What makes me saddest of all things in the world is this: In the vast majority of situations, the right thing to do morally is the right thing to do in terms of broad self-interest, and yet we don’t believe that and we do the wrong thing, thinking we must, or thinking that we’re making the “hard decisions.”
(Originally published August 25, 2010. Back to the top. If you learn one thing only from me, learn this.)
This spans the spectrum of issues. It doesn’t matter whether you’re talking about foreign affairs, where the money used on Iraq and Afghanistan could have rebuilt America and made it more prosperous. It doesn’t matter if you’re talking about health care, where everyone knew that the right thing to do was single payer or some other form of comprehensive healthcare, which would have reduced bankruptcies massively, saved 6 percent of GDP and massive numbers of lives. It doesn’t matter if you’re talking about the financial crisis, where criminally prosecuting those who engaged in fraud (the entire executive class of virtually every major financial firm) and nationalizing the major banks, wiping out the shareholders and making the bondholders eat their losses was the right thing to do, and didn’t happen. It doesn’t matter if you’re talking about drug policy, where the “war on drugs” has accomplished nothing except destabilizing multiple countries and giving the US the largest prison population proportional to population in the entire world and where legalizing marijuana, soft opiates, and coca leaves would save billions of dollars, reduce violence, help stabilize Mexico, and would help tax receipts. It doesn’t matter if you’re talking about food, where we subsidize the most unhealthy foods possible and engage in practices which have reduced the nutritional content of food by 40 percent in the last half century. It doesn’t matter if you’re talking about environmental pollutants, which have contributed to a massive rise in chronic diseases so great it amounts to an epidemic.
And on, and on, and on.

---

# Problem A
From the essay on morality and self-interest, return the passage from "What makes me" to "me, learn this.)".
# Problem B
According to the essay on morality and self-interest, by how much have food practices reduced the nutritional content of food in the last half century?
# Problem C
Extend the essay on morality and self-interest, picking up after its final sentence.

---

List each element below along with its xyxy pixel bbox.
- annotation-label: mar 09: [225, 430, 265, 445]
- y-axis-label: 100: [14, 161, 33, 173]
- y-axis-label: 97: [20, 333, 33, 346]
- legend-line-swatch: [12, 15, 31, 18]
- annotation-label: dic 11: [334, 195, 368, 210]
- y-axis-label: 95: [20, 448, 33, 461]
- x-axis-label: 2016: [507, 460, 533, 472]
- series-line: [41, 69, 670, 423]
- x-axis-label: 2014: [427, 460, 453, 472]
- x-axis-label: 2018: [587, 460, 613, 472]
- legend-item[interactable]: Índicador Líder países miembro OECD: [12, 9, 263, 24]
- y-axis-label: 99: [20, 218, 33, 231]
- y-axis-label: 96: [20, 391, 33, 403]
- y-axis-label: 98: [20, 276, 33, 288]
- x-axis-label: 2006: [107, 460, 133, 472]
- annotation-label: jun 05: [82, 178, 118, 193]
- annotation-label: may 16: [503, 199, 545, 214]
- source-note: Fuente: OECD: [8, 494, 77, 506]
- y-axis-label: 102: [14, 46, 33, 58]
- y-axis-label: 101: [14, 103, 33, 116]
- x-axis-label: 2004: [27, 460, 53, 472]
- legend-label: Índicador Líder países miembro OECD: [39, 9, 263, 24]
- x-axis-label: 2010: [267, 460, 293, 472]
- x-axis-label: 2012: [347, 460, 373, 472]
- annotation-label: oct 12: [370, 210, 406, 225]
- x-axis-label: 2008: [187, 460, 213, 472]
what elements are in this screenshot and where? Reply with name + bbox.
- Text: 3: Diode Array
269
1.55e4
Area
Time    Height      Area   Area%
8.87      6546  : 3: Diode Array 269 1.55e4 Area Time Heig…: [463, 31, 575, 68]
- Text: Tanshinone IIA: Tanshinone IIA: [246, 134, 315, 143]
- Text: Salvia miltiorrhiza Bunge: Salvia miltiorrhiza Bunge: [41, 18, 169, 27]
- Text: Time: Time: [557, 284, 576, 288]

---

# Result A
What makes me saddest of all things in the world is this: In the vast majority of situations, the right thing to do morally is the right thing to do in terms of broad self-interest, and yet we don’t believe that and we do the wrong thing, thinking we must, or thinking that we’re making the “hard decisions.”
(Originally published August 25, 2010. Back to the top. If you learn one thing only from me, learn this.)

# Result B
By 40 percent.

# Result C
Now, the fact is that there is no free lunch. When you spend money on war, you can’t spend it on education or health or crumbling infrasture or civilian technology. When you allow oligopolies to control the marketplace and buy up politicians, the cost of that is a decreased standard of living. When you refuse to deal effectively with externalized health pollution, whether from soda pop or carcinogens, you pay for that with the death of people for whom you care from heart disease, cancer, and other illnesses.
The response to this is usually, “We have to do this to protect ourselves/to make a profit.”
No, you don’t. America would be more prosperous and just as safe if you didn’t waste trillions on wars and a bloated military whose purpose isn’t to protect you, but to beat on foreigners (who is going to invade the US? No one. Next.). America would be happier if you did not allow health pollution because you and your loved ones would be healthier and it’s damn hard to be happy when you or your loved ones get cancer, or diabetes, or asthma, and so on. Cheap consumer goods do not make up for this and the costs are so high that it’s questionable whether the consumer goods ARE cheap—you’re just paying for them in illness and health care bills.
All of these things are moral wrongs. We know it’s wrong to invade other countries that haven’t attacked us. We know that it’s wrong to put illness-inducing substances into the air or food. We know that we shouldn’t subsidize high fructose corn syrup and that if we’re going to subsidize food we should subsidize healthy food. We know that’s immoral, yet we do it anyway.
One of the great ironies of human society is that we create it ourselves, but as individuals–and even groups–we feel powerless to control what we created. We’ve forged our own chains, and we can’t get out of them.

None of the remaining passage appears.